*EXERCISE PASSAGE*:
_ _ _ _ _ _ _
The payment at issue here is the "additional payment" described in paragraph (2) of section 1395ww(r), which is made annually to each disproportionate share hospital. The payment is the product of three statutory "factors" estimated by the Secretary of Health and Human Services. The third factor measures an individual hospital's share of all nationwide uncompensated care. It is the quotient of two amounts:

(i) the amount of uncompensated care for such hospital for a period selected by the Secretary (as estimated by the Secretary, based on appropriate data (including, in the case where the Secretary determines that alternative data is available which is a better proxy for the costs of [DSHs] for treating the uninsured, the use of such alternative data)); and
(ii) the aggregate amount of uncompensated care for all [DSHs] that receive a payment under this subsection for such *505 period (as so estimated, based on such data).

42 U.S.C. § 1395ww(r)(2)(C).

Congress precluded judicial review of the estimates of the three statutory factors. Specifically, it provided that "[t]here shall be no administrative or judicial review under section 1395ff of this title, section 1395 oo of this title, or otherwise" of "[a]ny estimate of the Secretary for purposes of determining the factors described in paragraph (2)." 42 U.S.C. § 1395ww(r)(3)(A). Congress also precluded administrative and judicial review of "[a]ny period selected by the Secretary for such purposes." Id. § 1395ww(r)(3)(B).

In 2013, HHS promulgated a rule setting forth the "data sources and methodologies for computing" the three factors for fiscal year 2014. 78 Fed. Reg. 50,496 , 50,627 (Aug. 19, 2013) ( FY 2014 Rule ). HHS decided to use data from 2010 or 2011, as provided on hospitals' then-most recent Medicare cost reports. Id. at 50,640 . In the regulatory preamble, HHS stated that, "in the case of a merger between two hospitals" during that time, "Factor 3 will be calculated based on the [data] under the surviving [hospital's certification number]." Id. at 50,642 .
_ _ _ _ _ _ _
*EXERCISES TO COMPLETE*:
(A) Determine whether each statement agrees with the passage on the uncompensated care payment. For each, answer yes or no and quote the words of the passage that decide it.
(i) The additional payment is made once a year to each disproportionate share hospital.
(ii) Congress left the period selected by the Secretary open to administrative review.
(iii) For fiscal year 2014, HHS chose to rely on data from 2012.
(B) Go on with the passage on the uncompensated care payment, beginning after its final sentence.
_ _ _ _ _ _ _
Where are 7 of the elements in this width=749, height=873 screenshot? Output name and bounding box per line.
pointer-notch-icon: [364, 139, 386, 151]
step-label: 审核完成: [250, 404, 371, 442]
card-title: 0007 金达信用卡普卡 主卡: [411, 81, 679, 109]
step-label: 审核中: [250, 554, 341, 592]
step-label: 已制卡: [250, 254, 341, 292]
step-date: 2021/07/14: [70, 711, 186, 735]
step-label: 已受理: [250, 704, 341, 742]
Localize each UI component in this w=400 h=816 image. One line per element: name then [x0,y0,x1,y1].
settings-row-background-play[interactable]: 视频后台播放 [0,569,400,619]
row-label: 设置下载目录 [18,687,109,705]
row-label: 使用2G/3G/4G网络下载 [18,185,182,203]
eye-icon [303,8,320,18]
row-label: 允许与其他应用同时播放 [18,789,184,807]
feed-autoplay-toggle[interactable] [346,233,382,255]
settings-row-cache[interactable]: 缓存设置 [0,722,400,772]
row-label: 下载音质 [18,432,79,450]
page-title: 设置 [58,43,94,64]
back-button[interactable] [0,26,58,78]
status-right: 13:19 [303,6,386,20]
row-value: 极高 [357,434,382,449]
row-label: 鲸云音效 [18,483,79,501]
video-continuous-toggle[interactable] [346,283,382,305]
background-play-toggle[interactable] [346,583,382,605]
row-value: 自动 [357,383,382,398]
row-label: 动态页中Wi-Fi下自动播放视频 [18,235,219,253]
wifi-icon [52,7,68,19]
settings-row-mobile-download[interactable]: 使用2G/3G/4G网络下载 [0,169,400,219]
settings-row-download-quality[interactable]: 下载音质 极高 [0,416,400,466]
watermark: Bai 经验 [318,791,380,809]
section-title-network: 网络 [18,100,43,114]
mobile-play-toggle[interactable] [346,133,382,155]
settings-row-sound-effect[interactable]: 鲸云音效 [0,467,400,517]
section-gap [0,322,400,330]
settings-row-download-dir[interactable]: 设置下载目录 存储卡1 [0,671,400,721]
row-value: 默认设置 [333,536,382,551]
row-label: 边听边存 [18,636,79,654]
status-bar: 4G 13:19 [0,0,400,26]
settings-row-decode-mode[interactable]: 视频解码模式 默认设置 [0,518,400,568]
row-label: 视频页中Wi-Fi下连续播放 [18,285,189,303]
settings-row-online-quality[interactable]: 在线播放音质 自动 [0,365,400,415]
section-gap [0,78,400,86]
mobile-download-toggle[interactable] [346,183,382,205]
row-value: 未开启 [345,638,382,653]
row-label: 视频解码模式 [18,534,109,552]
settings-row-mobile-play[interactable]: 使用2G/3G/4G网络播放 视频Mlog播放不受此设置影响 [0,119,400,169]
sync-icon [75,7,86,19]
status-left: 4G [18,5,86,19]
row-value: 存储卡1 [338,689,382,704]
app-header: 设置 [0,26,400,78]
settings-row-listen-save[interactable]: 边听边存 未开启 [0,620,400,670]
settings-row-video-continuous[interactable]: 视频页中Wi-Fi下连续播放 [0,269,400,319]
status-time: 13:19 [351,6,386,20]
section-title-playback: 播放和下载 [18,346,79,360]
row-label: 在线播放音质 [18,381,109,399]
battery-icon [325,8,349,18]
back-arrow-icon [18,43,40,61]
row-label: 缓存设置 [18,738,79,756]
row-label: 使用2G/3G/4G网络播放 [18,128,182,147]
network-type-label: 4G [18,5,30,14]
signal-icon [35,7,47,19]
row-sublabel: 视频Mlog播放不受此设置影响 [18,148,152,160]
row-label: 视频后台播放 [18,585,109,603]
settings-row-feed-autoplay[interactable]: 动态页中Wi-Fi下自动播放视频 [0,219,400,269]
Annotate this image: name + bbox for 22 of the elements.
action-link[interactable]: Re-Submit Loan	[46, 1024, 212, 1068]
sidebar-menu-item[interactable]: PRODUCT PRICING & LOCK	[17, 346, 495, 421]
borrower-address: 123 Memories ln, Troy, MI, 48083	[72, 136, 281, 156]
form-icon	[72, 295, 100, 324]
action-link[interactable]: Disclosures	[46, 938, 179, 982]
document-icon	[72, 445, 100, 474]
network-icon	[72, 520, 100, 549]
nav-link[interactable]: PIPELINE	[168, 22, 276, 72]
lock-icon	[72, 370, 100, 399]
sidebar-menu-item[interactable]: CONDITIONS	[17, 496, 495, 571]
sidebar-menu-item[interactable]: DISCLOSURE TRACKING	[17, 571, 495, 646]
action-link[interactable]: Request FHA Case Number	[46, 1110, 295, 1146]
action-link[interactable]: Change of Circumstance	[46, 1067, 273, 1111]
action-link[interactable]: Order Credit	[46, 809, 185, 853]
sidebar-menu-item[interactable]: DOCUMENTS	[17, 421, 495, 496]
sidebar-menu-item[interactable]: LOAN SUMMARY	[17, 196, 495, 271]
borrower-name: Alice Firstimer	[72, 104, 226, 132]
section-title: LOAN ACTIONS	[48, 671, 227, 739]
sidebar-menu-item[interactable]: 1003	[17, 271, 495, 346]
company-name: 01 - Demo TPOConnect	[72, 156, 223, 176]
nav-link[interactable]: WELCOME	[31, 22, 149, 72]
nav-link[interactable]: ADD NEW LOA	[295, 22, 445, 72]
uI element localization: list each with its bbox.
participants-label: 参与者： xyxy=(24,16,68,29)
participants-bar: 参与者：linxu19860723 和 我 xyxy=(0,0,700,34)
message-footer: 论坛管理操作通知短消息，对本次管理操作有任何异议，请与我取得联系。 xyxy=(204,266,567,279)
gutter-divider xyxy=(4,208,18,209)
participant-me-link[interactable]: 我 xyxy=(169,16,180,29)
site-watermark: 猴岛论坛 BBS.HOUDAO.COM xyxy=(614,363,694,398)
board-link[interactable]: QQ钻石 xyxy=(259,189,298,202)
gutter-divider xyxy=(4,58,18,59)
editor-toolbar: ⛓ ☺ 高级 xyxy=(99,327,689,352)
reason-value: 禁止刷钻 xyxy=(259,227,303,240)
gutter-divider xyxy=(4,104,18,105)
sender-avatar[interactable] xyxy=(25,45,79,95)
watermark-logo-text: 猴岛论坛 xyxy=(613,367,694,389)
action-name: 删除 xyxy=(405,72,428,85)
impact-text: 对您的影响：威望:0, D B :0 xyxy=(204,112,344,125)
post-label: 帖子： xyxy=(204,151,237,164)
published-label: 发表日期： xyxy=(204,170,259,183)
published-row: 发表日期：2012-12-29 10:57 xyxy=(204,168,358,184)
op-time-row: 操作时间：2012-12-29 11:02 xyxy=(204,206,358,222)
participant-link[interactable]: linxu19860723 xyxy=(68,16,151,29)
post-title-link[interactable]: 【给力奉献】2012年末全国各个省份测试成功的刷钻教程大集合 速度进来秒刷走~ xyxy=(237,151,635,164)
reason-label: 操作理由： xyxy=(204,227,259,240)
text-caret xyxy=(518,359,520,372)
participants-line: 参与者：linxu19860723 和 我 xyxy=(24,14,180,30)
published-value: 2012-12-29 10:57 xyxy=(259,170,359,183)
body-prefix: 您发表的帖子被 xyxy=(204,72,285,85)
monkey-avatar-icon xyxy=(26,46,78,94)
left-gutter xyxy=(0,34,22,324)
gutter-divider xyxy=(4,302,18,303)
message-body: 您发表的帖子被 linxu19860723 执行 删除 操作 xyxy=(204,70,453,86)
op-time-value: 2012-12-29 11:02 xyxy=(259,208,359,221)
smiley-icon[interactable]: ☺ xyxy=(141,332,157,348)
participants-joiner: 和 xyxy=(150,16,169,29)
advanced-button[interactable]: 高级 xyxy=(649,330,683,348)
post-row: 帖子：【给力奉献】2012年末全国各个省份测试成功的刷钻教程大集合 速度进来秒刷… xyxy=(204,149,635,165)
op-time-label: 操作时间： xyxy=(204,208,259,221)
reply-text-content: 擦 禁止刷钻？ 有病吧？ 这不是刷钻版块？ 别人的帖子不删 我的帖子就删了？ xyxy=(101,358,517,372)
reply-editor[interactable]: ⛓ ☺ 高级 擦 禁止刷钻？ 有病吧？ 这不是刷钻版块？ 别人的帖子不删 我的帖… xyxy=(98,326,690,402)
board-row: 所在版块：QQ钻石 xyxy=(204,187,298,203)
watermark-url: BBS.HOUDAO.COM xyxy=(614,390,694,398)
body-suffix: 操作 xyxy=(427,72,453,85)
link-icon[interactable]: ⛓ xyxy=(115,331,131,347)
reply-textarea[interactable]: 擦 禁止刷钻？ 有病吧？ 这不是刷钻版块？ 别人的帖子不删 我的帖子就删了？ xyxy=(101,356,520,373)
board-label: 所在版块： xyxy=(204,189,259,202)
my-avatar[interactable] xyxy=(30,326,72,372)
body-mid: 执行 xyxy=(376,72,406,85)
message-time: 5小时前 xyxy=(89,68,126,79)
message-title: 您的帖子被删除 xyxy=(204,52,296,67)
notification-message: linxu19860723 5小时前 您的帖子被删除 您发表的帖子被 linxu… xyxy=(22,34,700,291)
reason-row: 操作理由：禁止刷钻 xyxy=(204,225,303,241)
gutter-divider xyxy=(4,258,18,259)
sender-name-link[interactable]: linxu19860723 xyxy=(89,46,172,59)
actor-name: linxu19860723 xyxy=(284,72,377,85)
_ _ _ _ _ _ _
*ANSWERS TO EACH TASK*:
(A)
(i) Yes: "which is made annually to each disproportionate share hospital"
(ii) No: "Congress also precluded administrative and judicial review"
(iii) No: "HHS decided to use data from 2010 or 2011"

(B)
Plaintiff DCH Regional Medical Center merged with Northport Regional Medical Center on May 1, 2011. The merged entity operated under DCH's name and certification number. Consistent with the preamble, it received a DSH payment for fiscal year 2014 based on DCH's share of uncompensated care, but not Northport's.

DCH filed an appeal with the Provider Reimbursement Review Board, which denied relief on the ground that section 1395ww(r)(3) barred administrative review.

DCH then sued. It sought to challenge "the methodology adopted and employed" by HHS to calculate the third factor bearing on its DSH additional payment. J.A. 5. DCH requested vacatur of "the Secretary's Fiscal Year 2014 Factor 3 calculation for Plaintiff," as well as an order compelling the Secretary "to recalculate the Fiscal Year 2014 disproportionate share adjustment owed to Plaintiff through application of a methodology for determining Factor 3 that considers data associated with both the surviving and non-surviving hospitals that underwent a merger." J.A. 20.

The district court held that section 1395ww(r)(3) barred judicial review of DCH's claims, so it dismissed the case for lack of jurisdiction. DCH Reg'l Med. Ctr. v. Price , 257 F. Supp. 3d 91 (D.D.C. 2017). We review that decision de novo. Am. Hosp. Ass'n v. Azar , 895 F.3d 822 , 825 (D.C. Cir. 2018).

II

By its terms, section 1395ww(r)(3)(A) provides that "[t]here shall be no administrative or judicial review" of "[a]ny estimate of the Secretary for purposes of determining the factors described" in section 1395ww(r)(2). DCH concedes that this preclusion provision bars review of the estimates used by the Secretary to make the DSH additional payments under section 1395ww(r)(2). Yet DCH contends that the provision does not bar review of the methodology used to make the estimates. We disagree.

A

Although we "presume" that agency action is judicially reviewable, "that presumption, like all presumptions used in interpreting statutes, may be overcome by specific language that is a reliable indicator of congressional intent." Knapp Med. Ctr. v. Hargan , 875 F.3d 1125 , 1128 (D.C. Cir. 2017) (cleaned up). When Congress *506 provides that "there shall be no administrative or judicial review" of specified agency actions, 42 U.S.C.